- _What you will do_: Output each entry below as it stands, leaving out every picture.

- _Entries shown_:

::::::::

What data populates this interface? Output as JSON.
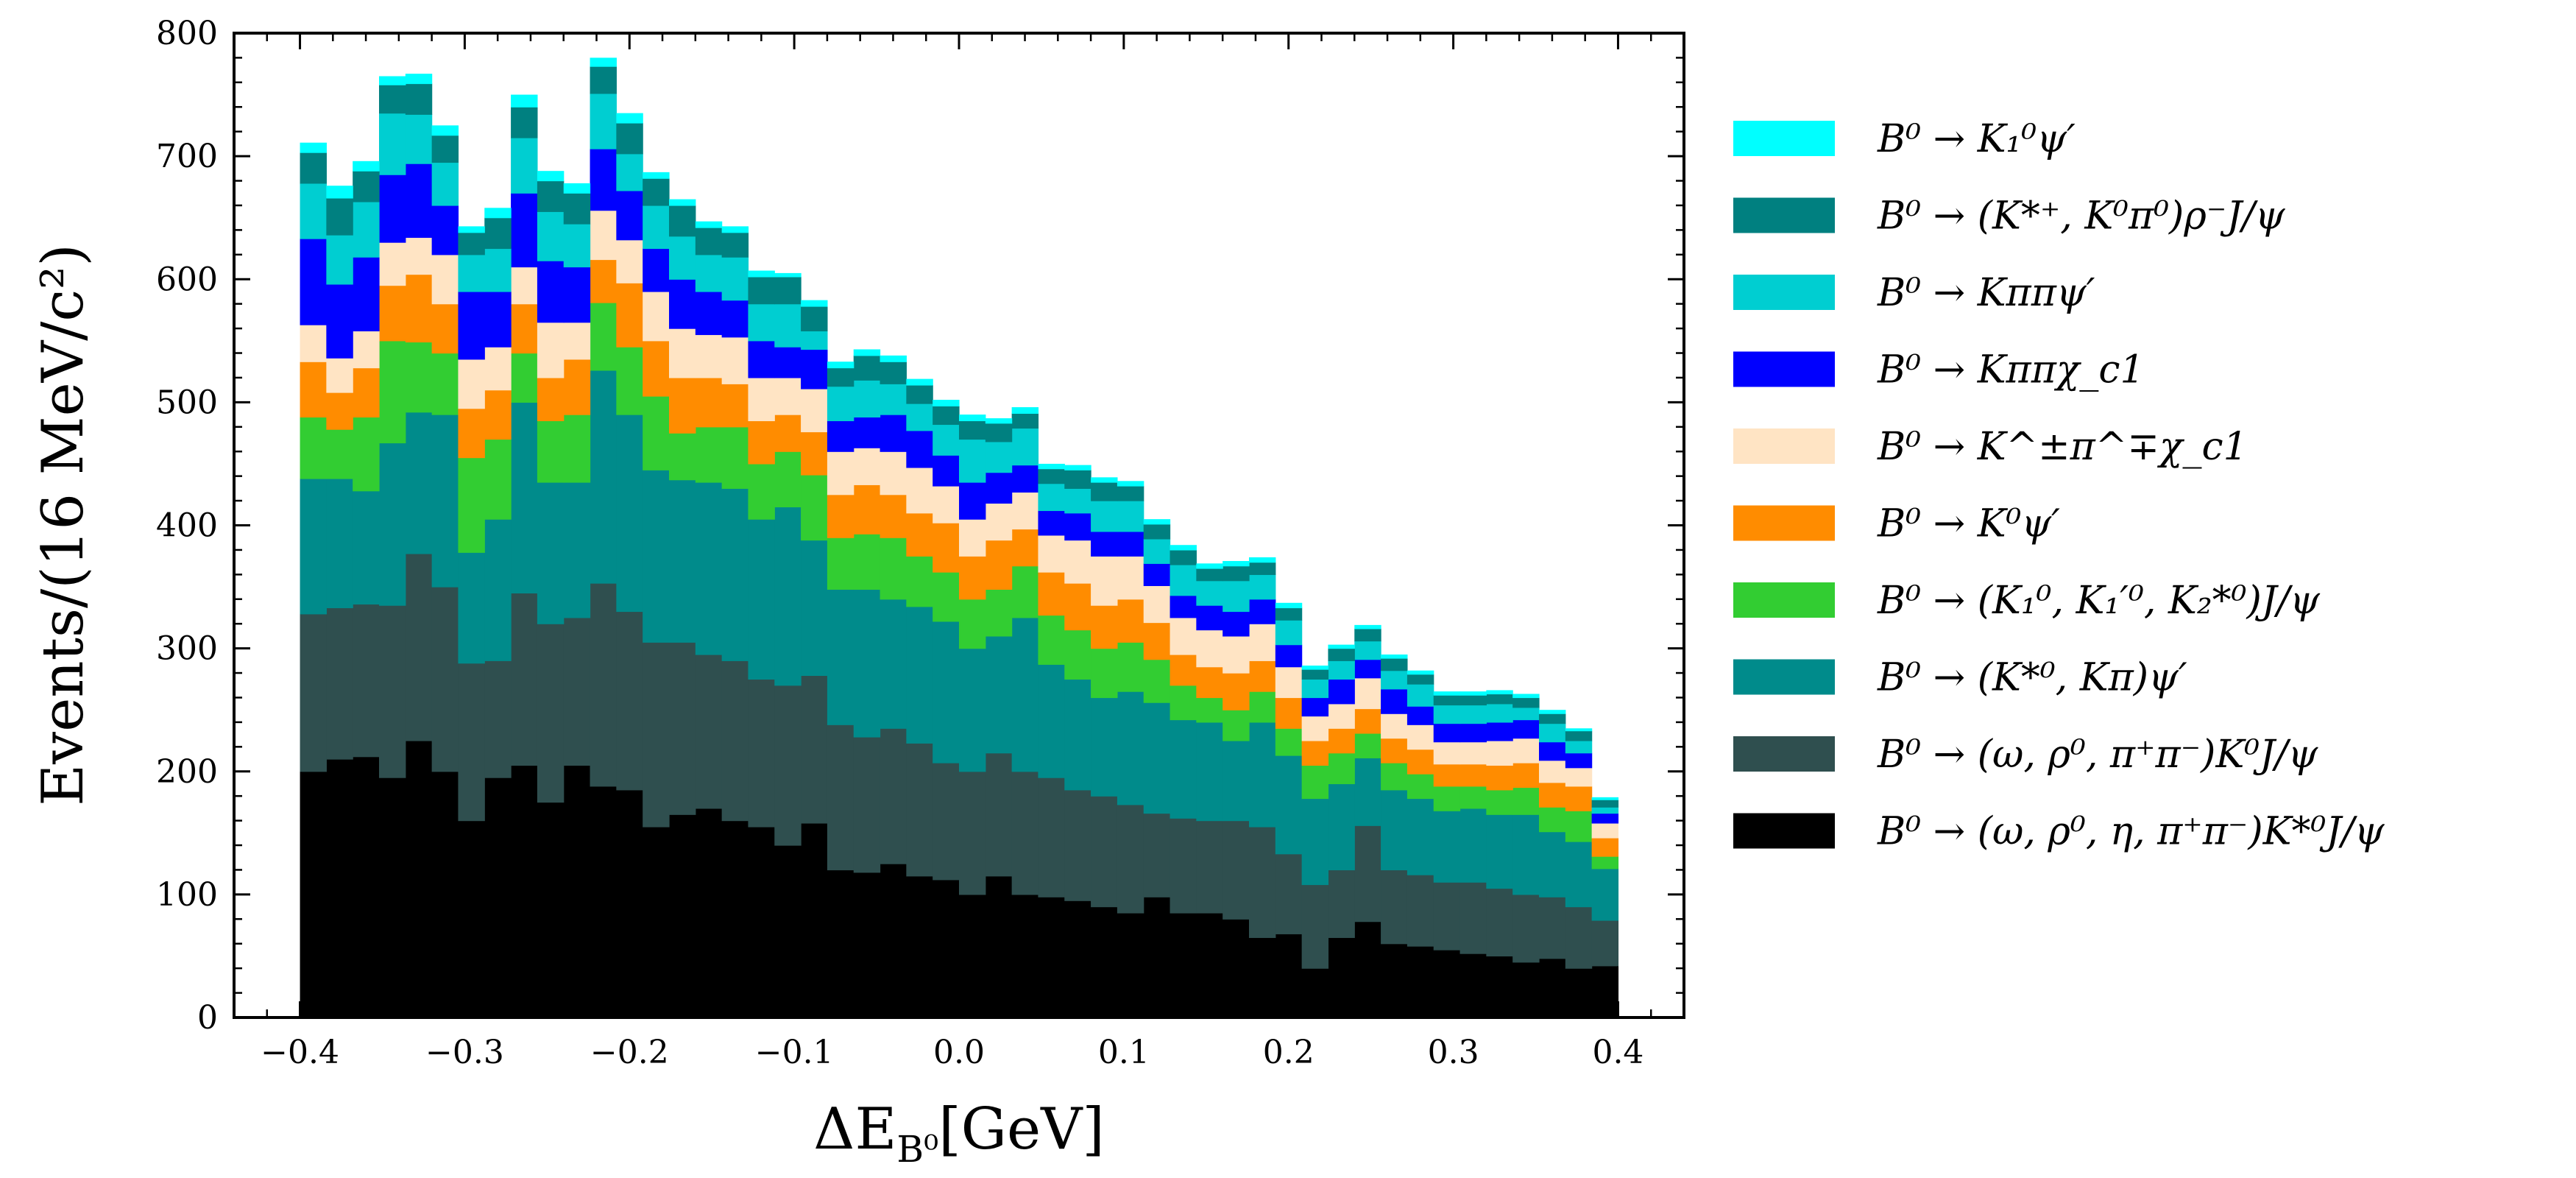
{
  "chart_data": {
    "type": "bar",
    "stacked": true,
    "histogram": true,
    "title": "",
    "xlabel": "ΔE_{B⁰}[GeV]",
    "xlabel_main": "ΔE",
    "xlabel_sub": "B⁰",
    "xlabel_unit": "[GeV]",
    "ylabel": "Events/(16 MeV/c²)",
    "xlim": [
      -0.44,
      0.44
    ],
    "ylim": [
      0,
      800
    ],
    "x_ticks": [
      -0.4,
      -0.3,
      -0.2,
      -0.1,
      0.0,
      0.1,
      0.2,
      0.3,
      0.4
    ],
    "x_tick_labels": [
      "−0.4",
      "−0.3",
      "−0.2",
      "−0.1",
      "0.0",
      "0.1",
      "0.2",
      "0.3",
      "0.4"
    ],
    "y_ticks": [
      0,
      100,
      200,
      300,
      400,
      500,
      600,
      700,
      800
    ],
    "y_tick_labels": [
      "0",
      "100",
      "200",
      "300",
      "400",
      "500",
      "600",
      "700",
      "800"
    ],
    "grid": false,
    "legend_position": "right",
    "bin_width": 0.016,
    "bin_edges": [
      -0.4,
      -0.384,
      -0.368,
      -0.352,
      -0.336,
      -0.32,
      -0.304,
      -0.288,
      -0.272,
      -0.256,
      -0.24,
      -0.224,
      -0.208,
      -0.192,
      -0.176,
      -0.16,
      -0.144,
      -0.128,
      -0.112,
      -0.096,
      -0.08,
      -0.064,
      -0.048,
      -0.032,
      -0.016,
      0.0,
      0.016,
      0.032,
      0.048,
      0.064,
      0.08,
      0.096,
      0.112,
      0.128,
      0.144,
      0.16,
      0.176,
      0.192,
      0.208,
      0.224,
      0.24,
      0.256,
      0.272,
      0.288,
      0.304,
      0.32,
      0.336,
      0.352,
      0.368,
      0.384,
      0.4
    ],
    "series": [
      {
        "name": "B⁰ → (ω, ρ⁰, η, π⁺π⁻)K*⁰J/ψ",
        "color": "#000000",
        "values": [
          200,
          210,
          212,
          195,
          225,
          200,
          160,
          195,
          205,
          175,
          205,
          188,
          185,
          155,
          165,
          170,
          160,
          155,
          140,
          158,
          120,
          118,
          125,
          115,
          112,
          100,
          115,
          100,
          98,
          95,
          90,
          85,
          98,
          85,
          85,
          80,
          65,
          68,
          40,
          65,
          78,
          60,
          58,
          55,
          52,
          50,
          45,
          48,
          40,
          42
        ]
      },
      {
        "name": "B⁰ → (ω, ρ⁰, π⁺π⁻)K⁰J/ψ",
        "color": "#2f4f4f",
        "values": [
          128,
          123,
          124,
          140,
          152,
          150,
          128,
          95,
          140,
          145,
          120,
          165,
          145,
          150,
          140,
          125,
          130,
          120,
          130,
          120,
          118,
          110,
          110,
          108,
          95,
          100,
          100,
          100,
          97,
          90,
          90,
          88,
          68,
          77,
          75,
          80,
          90,
          65,
          68,
          55,
          78,
          60,
          58,
          55,
          58,
          55,
          55,
          50,
          50,
          37
        ]
      },
      {
        "name": "B⁰ → (K*⁰, Kπ)ψ′",
        "color": "#008b8b",
        "values": [
          110,
          105,
          92,
          132,
          115,
          140,
          90,
          115,
          155,
          115,
          110,
          173,
          160,
          140,
          132,
          140,
          140,
          130,
          145,
          110,
          110,
          120,
          105,
          111,
          115,
          100,
          95,
          125,
          92,
          90,
          80,
          92,
          90,
          80,
          80,
          65,
          85,
          80,
          70,
          70,
          55,
          65,
          62,
          58,
          60,
          60,
          65,
          53,
          53,
          42
        ]
      },
      {
        "name": "B⁰ → (K₁⁰, K₁′⁰, K₂*⁰)J/ψ",
        "color": "#32cd32",
        "values": [
          50,
          40,
          60,
          83,
          57,
          50,
          77,
          65,
          40,
          50,
          55,
          55,
          55,
          60,
          38,
          45,
          50,
          45,
          45,
          53,
          42,
          45,
          50,
          41,
          40,
          40,
          38,
          42,
          40,
          40,
          40,
          40,
          35,
          28,
          20,
          25,
          25,
          22,
          27,
          25,
          20,
          22,
          20,
          20,
          18,
          20,
          22,
          20,
          25,
          10
        ]
      },
      {
        "name": "B⁰ → K⁰ψ′",
        "color": "#ff8c00",
        "values": [
          45,
          30,
          40,
          45,
          55,
          40,
          40,
          40,
          40,
          35,
          45,
          35,
          52,
          45,
          45,
          40,
          35,
          35,
          30,
          35,
          35,
          40,
          35,
          35,
          40,
          35,
          40,
          30,
          35,
          38,
          35,
          35,
          30,
          25,
          25,
          30,
          25,
          25,
          20,
          20,
          20,
          20,
          20,
          18,
          18,
          20,
          20,
          20,
          20,
          15
        ]
      },
      {
        "name": "B⁰ → K^±π^∓χ_c1",
        "color": "#ffe4c4",
        "values": [
          30,
          28,
          30,
          35,
          30,
          40,
          40,
          35,
          30,
          45,
          30,
          40,
          35,
          40,
          40,
          35,
          38,
          35,
          30,
          35,
          35,
          30,
          35,
          37,
          30,
          30,
          30,
          30,
          30,
          35,
          40,
          35,
          30,
          30,
          30,
          30,
          30,
          25,
          20,
          20,
          25,
          20,
          20,
          18,
          18,
          20,
          20,
          18,
          15,
          12
        ]
      },
      {
        "name": "B⁰ → Kππχ_c1",
        "color": "#0000ff",
        "values": [
          70,
          60,
          60,
          55,
          60,
          40,
          55,
          45,
          60,
          50,
          45,
          50,
          40,
          35,
          40,
          35,
          30,
          30,
          25,
          32,
          25,
          25,
          30,
          30,
          25,
          30,
          25,
          22,
          20,
          22,
          20,
          20,
          18,
          18,
          20,
          20,
          20,
          18,
          15,
          20,
          15,
          20,
          15,
          15,
          15,
          15,
          15,
          15,
          12,
          8
        ]
      },
      {
        "name": "B⁰ → Kππψ′",
        "color": "#00ced1",
        "values": [
          45,
          40,
          45,
          50,
          40,
          35,
          30,
          35,
          45,
          40,
          35,
          45,
          30,
          35,
          35,
          30,
          35,
          30,
          35,
          15,
          28,
          30,
          25,
          22,
          25,
          35,
          25,
          30,
          22,
          20,
          25,
          25,
          20,
          25,
          20,
          25,
          20,
          20,
          15,
          15,
          15,
          15,
          18,
          15,
          15,
          15,
          10,
          15,
          10,
          5
        ]
      },
      {
        "name": "B⁰ → (K*⁺, K⁰π⁰)ρ⁻J/ψ",
        "color": "#008080",
        "values": [
          25,
          30,
          25,
          23,
          25,
          22,
          18,
          25,
          25,
          25,
          25,
          22,
          25,
          22,
          25,
          22,
          20,
          22,
          22,
          20,
          15,
          20,
          18,
          15,
          15,
          15,
          15,
          12,
          12,
          15,
          15,
          12,
          12,
          12,
          10,
          12,
          10,
          10,
          8,
          10,
          10,
          10,
          8,
          8,
          8,
          8,
          8,
          8,
          8,
          6
        ]
      },
      {
        "name": "B⁰ → K₁⁰ψ′",
        "color": "#00ffff",
        "values": [
          8,
          10,
          8,
          7,
          8,
          8,
          5,
          8,
          10,
          8,
          8,
          7,
          8,
          5,
          5,
          5,
          5,
          5,
          3,
          5,
          5,
          5,
          5,
          5,
          5,
          5,
          4,
          5,
          4,
          4,
          4,
          4,
          4,
          4,
          4,
          4,
          4,
          4,
          3,
          3,
          3,
          3,
          3,
          3,
          3,
          3,
          3,
          3,
          2,
          2
        ]
      }
    ]
  },
  "legend": {
    "order": [
      9,
      8,
      7,
      6,
      5,
      4,
      3,
      2,
      1,
      0
    ]
  }
}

::::::::

- _Solution for this exercise_:
What data populates this interface? Output as JSON.
{
  "chart_data": {
    "type": "bar",
    "stacked": true,
    "histogram": true,
    "title": "",
    "xlabel": "ΔE_{B⁰}[GeV]",
    "xlabel_main": "ΔE",
    "xlabel_sub": "B⁰",
    "xlabel_unit": "[GeV]",
    "ylabel": "Events/(16 MeV/c²)",
    "xlim": [
      -0.44,
      0.44
    ],
    "ylim": [
      0,
      800
    ],
    "x_ticks": [
      -0.4,
      -0.3,
      -0.2,
      -0.1,
      0.0,
      0.1,
      0.2,
      0.3,
      0.4
    ],
    "x_tick_labels": [
      "−0.4",
      "−0.3",
      "−0.2",
      "−0.1",
      "0.0",
      "0.1",
      "0.2",
      "0.3",
      "0.4"
    ],
    "y_ticks": [
      0,
      100,
      200,
      300,
      400,
      500,
      600,
      700,
      800
    ],
    "y_tick_labels": [
      "0",
      "100",
      "200",
      "300",
      "400",
      "500",
      "600",
      "700",
      "800"
    ],
    "grid": false,
    "legend_position": "right",
    "bin_width": 0.016,
    "bin_edges": [
      -0.4,
      -0.384,
      -0.368,
      -0.352,
      -0.336,
      -0.32,
      -0.304,
      -0.288,
      -0.272,
      -0.256,
      -0.24,
      -0.224,
      -0.208,
      -0.192,
      -0.176,
      -0.16,
      -0.144,
      -0.128,
      -0.112,
      -0.096,
      -0.08,
      -0.064,
      -0.048,
      -0.032,
      -0.016,
      0.0,
      0.016,
      0.032,
      0.048,
      0.064,
      0.08,
      0.096,
      0.112,
      0.128,
      0.144,
      0.16,
      0.176,
      0.192,
      0.208,
      0.224,
      0.24,
      0.256,
      0.272,
      0.288,
      0.304,
      0.32,
      0.336,
      0.352,
      0.368,
      0.384,
      0.4
    ],
    "series": [
      {
        "name": "B⁰ → (ω, ρ⁰, η, π⁺π⁻)K*⁰J/ψ",
        "color": "#000000",
        "values": [
          200,
          210,
          212,
          195,
          225,
          200,
          160,
          195,
          205,
          175,
          205,
          188,
          185,
          155,
          165,
          170,
          160,
          155,
          140,
          158,
          120,
          118,
          125,
          115,
          112,
          100,
          115,
          100,
          98,
          95,
          90,
          85,
          98,
          85,
          85,
          80,
          65,
          68,
          40,
          65,
          78,
          60,
          58,
          55,
          52,
          50,
          45,
          48,
          40,
          42
        ]
      },
      {
        "name": "B⁰ → (ω, ρ⁰, π⁺π⁻)K⁰J/ψ",
        "color": "#2f4f4f",
        "values": [
          128,
          123,
          124,
          140,
          152,
          150,
          128,
          95,
          140,
          145,
          120,
          165,
          145,
          150,
          140,
          125,
          130,
          120,
          130,
          120,
          118,
          110,
          110,
          108,
          95,
          100,
          100,
          100,
          97,
          90,
          90,
          88,
          68,
          77,
          75,
          80,
          90,
          65,
          68,
          55,
          78,
          60,
          58,
          55,
          58,
          55,
          55,
          50,
          50,
          37
        ]
      },
      {
        "name": "B⁰ → (K*⁰, Kπ)ψ′",
        "color": "#008b8b",
        "values": [
          110,
          105,
          92,
          132,
          115,
          140,
          90,
          115,
          155,
          115,
          110,
          173,
          160,
          140,
          132,
          140,
          140,
          130,
          145,
          110,
          110,
          120,
          105,
          111,
          115,
          100,
          95,
          125,
          92,
          90,
          80,
          92,
          90,
          80,
          80,
          65,
          85,
          80,
          70,
          70,
          55,
          65,
          62,
          58,
          60,
          60,
          65,
          53,
          53,
          42
        ]
      },
      {
        "name": "B⁰ → (K₁⁰, K₁′⁰, K₂*⁰)J/ψ",
        "color": "#32cd32",
        "values": [
          50,
          40,
          60,
          83,
          57,
          50,
          77,
          65,
          40,
          50,
          55,
          55,
          55,
          60,
          38,
          45,
          50,
          45,
          45,
          53,
          42,
          45,
          50,
          41,
          40,
          40,
          38,
          42,
          40,
          40,
          40,
          40,
          35,
          28,
          20,
          25,
          25,
          22,
          27,
          25,
          20,
          22,
          20,
          20,
          18,
          20,
          22,
          20,
          25,
          10
        ]
      },
      {
        "name": "B⁰ → K⁰ψ′",
        "color": "#ff8c00",
        "values": [
          45,
          30,
          40,
          45,
          55,
          40,
          40,
          40,
          40,
          35,
          45,
          35,
          52,
          45,
          45,
          40,
          35,
          35,
          30,
          35,
          35,
          40,
          35,
          35,
          40,
          35,
          40,
          30,
          35,
          38,
          35,
          35,
          30,
          25,
          25,
          30,
          25,
          25,
          20,
          20,
          20,
          20,
          20,
          18,
          18,
          20,
          20,
          20,
          20,
          15
        ]
      },
      {
        "name": "B⁰ → K^±π^∓χ_c1",
        "color": "#ffe4c4",
        "values": [
          30,
          28,
          30,
          35,
          30,
          40,
          40,
          35,
          30,
          45,
          30,
          40,
          35,
          40,
          40,
          35,
          38,
          35,
          30,
          35,
          35,
          30,
          35,
          37,
          30,
          30,
          30,
          30,
          30,
          35,
          40,
          35,
          30,
          30,
          30,
          30,
          30,
          25,
          20,
          20,
          25,
          20,
          20,
          18,
          18,
          20,
          20,
          18,
          15,
          12
        ]
      },
      {
        "name": "B⁰ → Kππχ_c1",
        "color": "#0000ff",
        "values": [
          70,
          60,
          60,
          55,
          60,
          40,
          55,
          45,
          60,
          50,
          45,
          50,
          40,
          35,
          40,
          35,
          30,
          30,
          25,
          32,
          25,
          25,
          30,
          30,
          25,
          30,
          25,
          22,
          20,
          22,
          20,
          20,
          18,
          18,
          20,
          20,
          20,
          18,
          15,
          20,
          15,
          20,
          15,
          15,
          15,
          15,
          15,
          15,
          12,
          8
        ]
      },
      {
        "name": "B⁰ → Kππψ′",
        "color": "#00ced1",
        "values": [
          45,
          40,
          45,
          50,
          40,
          35,
          30,
          35,
          45,
          40,
          35,
          45,
          30,
          35,
          35,
          30,
          35,
          30,
          35,
          15,
          28,
          30,
          25,
          22,
          25,
          35,
          25,
          30,
          22,
          20,
          25,
          25,
          20,
          25,
          20,
          25,
          20,
          20,
          15,
          15,
          15,
          15,
          18,
          15,
          15,
          15,
          10,
          15,
          10,
          5
        ]
      },
      {
        "name": "B⁰ → (K*⁺, K⁰π⁰)ρ⁻J/ψ",
        "color": "#008080",
        "values": [
          25,
          30,
          25,
          23,
          25,
          22,
          18,
          25,
          25,
          25,
          25,
          22,
          25,
          22,
          25,
          22,
          20,
          22,
          22,
          20,
          15,
          20,
          18,
          15,
          15,
          15,
          15,
          12,
          12,
          15,
          15,
          12,
          12,
          12,
          10,
          12,
          10,
          10,
          8,
          10,
          10,
          10,
          8,
          8,
          8,
          8,
          8,
          8,
          8,
          6
        ]
      },
      {
        "name": "B⁰ → K₁⁰ψ′",
        "color": "#00ffff",
        "values": [
          8,
          10,
          8,
          7,
          8,
          8,
          5,
          8,
          10,
          8,
          8,
          7,
          8,
          5,
          5,
          5,
          5,
          5,
          3,
          5,
          5,
          5,
          5,
          5,
          5,
          5,
          4,
          5,
          4,
          4,
          4,
          4,
          4,
          4,
          4,
          4,
          4,
          4,
          3,
          3,
          3,
          3,
          3,
          3,
          3,
          3,
          3,
          3,
          2,
          2
        ]
      }
    ]
  },
  "legend": {
    "order": [
      9,
      8,
      7,
      6,
      5,
      4,
      3,
      2,
      1,
      0
    ]
  }
}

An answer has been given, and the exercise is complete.